───── PAGE TEXT ─────

# Dataset exploration

This assignment is designed to help you get a sense of the raw data we often work with as researchers. For this assignment, you will be using `pandas` in addition to your own knowledge of linguistic structure from the readings. This assignment requires the qualitative and quantitative assessment of several parts of a very small corpus. 

The coding components of this assignment will largely require loading in the data and building a simple input system that allows you to classify two instances of the same string as they appear in different sentences as meaning the same or different things. 

The assignment is designed to give you a feel for what we want out of computational models of semantic representations of words and also give you experience doing annotation for NLP tasks.

───── INFORMATION SUPPLIED ─────

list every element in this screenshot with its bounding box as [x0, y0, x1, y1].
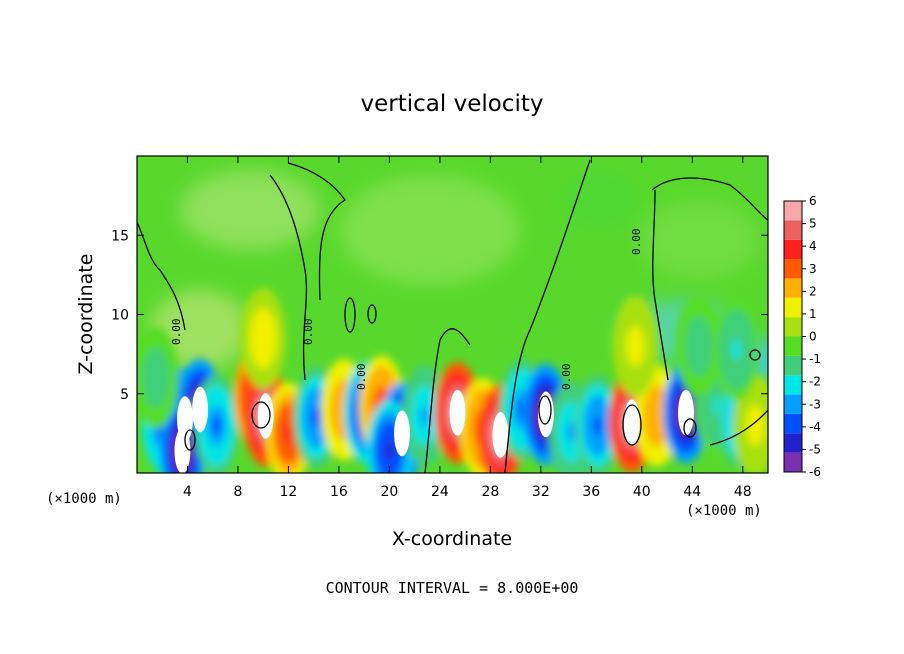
contour-line	[651, 177, 768, 221]
colorbar-swatch	[784, 355, 802, 376]
y-tick-label: 10	[111, 308, 129, 324]
contour-label: 0.00	[630, 229, 643, 256]
contour-interval-text: CONTOUR INTERVAL = 8.000E+00	[326, 579, 579, 597]
colorbar-swatch	[784, 201, 802, 221]
contour-label: 0.00	[355, 364, 368, 391]
x-tick-label: 12	[280, 484, 298, 500]
colorbar-swatch	[784, 239, 802, 260]
velocity-cell	[652, 405, 662, 427]
contour-line	[622, 404, 642, 446]
y-unit-label: (×1000 m)	[46, 491, 122, 507]
zero-contours	[137, 159, 768, 473]
contour-labels: 0.00 0.00 0.00 0.00 0.00	[170, 229, 643, 391]
contour-line	[652, 189, 669, 381]
colorbar-label: -1	[809, 352, 821, 366]
velocity-cell	[731, 339, 741, 360]
velocity-cell	[151, 367, 161, 389]
x-tick-label: 32	[532, 484, 550, 500]
contour-line	[367, 304, 377, 324]
velocity-cell	[566, 421, 576, 442]
colorbar-swatch	[784, 220, 802, 240]
velocity-cell	[311, 407, 321, 428]
velocity-core	[492, 412, 509, 458]
colorbar-label: 0	[809, 330, 817, 344]
velocity-core	[623, 399, 640, 446]
colorbar-swatch	[784, 375, 802, 395]
velocity-cell	[694, 336, 704, 357]
contour-line	[538, 395, 552, 425]
x-tick-label: 36	[582, 484, 600, 500]
contour-line	[424, 328, 471, 473]
velocity-cell	[211, 415, 222, 436]
x-tick-label: 4	[183, 484, 192, 500]
velocity-cell	[630, 336, 641, 357]
contour-line	[137, 221, 186, 331]
x-tick-label: 8	[233, 484, 242, 500]
colorbar-label: -2	[809, 375, 821, 389]
contour-line	[504, 159, 591, 473]
contour-line	[184, 429, 196, 451]
contour-line	[344, 297, 356, 333]
colorbar-label: -5	[809, 442, 821, 456]
colorbar-swatch	[784, 394, 802, 414]
colorbar-label: 1	[809, 307, 817, 321]
contour-label: 0.00	[560, 364, 573, 391]
contour-line	[251, 401, 271, 429]
velocity-cell	[593, 415, 603, 436]
velocity-core	[678, 389, 694, 436]
contour-line	[749, 349, 761, 361]
colorbar-label: 5	[809, 217, 817, 231]
colorbar-label: 2	[809, 284, 817, 298]
colorbar-label: 6	[809, 194, 817, 208]
velocity-cell	[258, 328, 268, 349]
velocity-cell	[384, 440, 394, 461]
x-axis-label: X-coordinate	[392, 528, 512, 550]
x-unit-label: (×1000 m)	[686, 503, 762, 519]
y-axis-ticks: 5 10 15	[111, 228, 768, 403]
x-tick-label: 28	[481, 484, 499, 500]
x-tick-label: 48	[734, 484, 752, 500]
colorbar-swatch	[784, 433, 802, 453]
colorbar-label: 3	[809, 262, 817, 276]
colorbar-label: -3	[809, 397, 821, 411]
contour-line	[709, 409, 768, 446]
x-tick-label: 16	[330, 484, 348, 500]
colorbar-swatch	[784, 452, 802, 472]
colorbar-label: 4	[809, 239, 817, 253]
colorbar-swatch	[784, 336, 802, 356]
colorbar-swatch	[784, 297, 802, 318]
x-tick-label: 24	[431, 484, 449, 500]
velocity-core	[192, 386, 209, 433]
velocity-core	[537, 391, 554, 438]
chart-title: vertical velocity	[361, 91, 544, 117]
colorbar-swatch	[784, 259, 802, 279]
colorbar-label: -6	[809, 465, 821, 479]
x-tick-label: 20	[380, 484, 398, 500]
y-tick-label: 15	[111, 228, 129, 244]
colorbar-label: -4	[809, 420, 821, 434]
velocity-core	[449, 389, 466, 436]
velocity-core	[257, 393, 274, 439]
colorbar-swatch	[784, 278, 802, 298]
velocity-core	[394, 410, 410, 457]
velocity-core	[174, 427, 191, 473]
x-tick-label: 44	[683, 484, 701, 500]
velocity-cell	[420, 405, 430, 427]
colorbar-swatch	[784, 317, 802, 337]
colorbar: 6 5 4 3 2 1 0 -1 -2 -3 -4 -5 -6	[783, 194, 821, 479]
x-axis-ticks: 4 8 12 16 20 24 28 32 36 40 44 48	[183, 156, 752, 500]
y-tick-label: 5	[120, 387, 129, 403]
colorbar-swatch	[784, 413, 802, 434]
y-axis-label: Z-coordinate	[75, 254, 97, 375]
plot-area: 0.00 0.00 0.00 0.00 0.00	[137, 156, 768, 473]
x-tick-label: 40	[633, 484, 651, 500]
velocity-cell	[283, 423, 293, 444]
contour-line	[269, 174, 308, 381]
contour-label: 0.00	[170, 319, 183, 346]
contour-label: 0.00	[302, 319, 315, 346]
contour-line	[287, 162, 346, 301]
contour-line	[683, 418, 697, 438]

─────

=== GOAL A ===
Repeat a passage from the assignment description: begin at the words "The coding components" and stop after "or different things.".
=== GOAL B ===
According to the assignment description, what tool will students use alongside their own knowledge of linguistic structure?
=== GOAL C ===
Decide whether each statement agrees with the assignment description, answering yes or no and quoting the words that settle it: (i) The assignment works with a large corpus. (ii) The coding components include building a simple input system. (iii) The assignment offers experience doing annotation for NLP tasks.
Rely only on the assignment description for your answers.

=== PROBLEM SOLUTION A ===
The coding components of this assignment will largely require loading in the data and building a simple input system that allows you to classify two instances of the same string as they appear in different sentences as meaning the same or different things.

=== PROBLEM SOLUTION B ===
`pandas`

=== PROBLEM SOLUTION C ===
(i) No: "several parts of a very small corpus"
(ii) Yes: "building a simple input system"
(iii) Yes: "give you experience doing annotation for NLP tasks"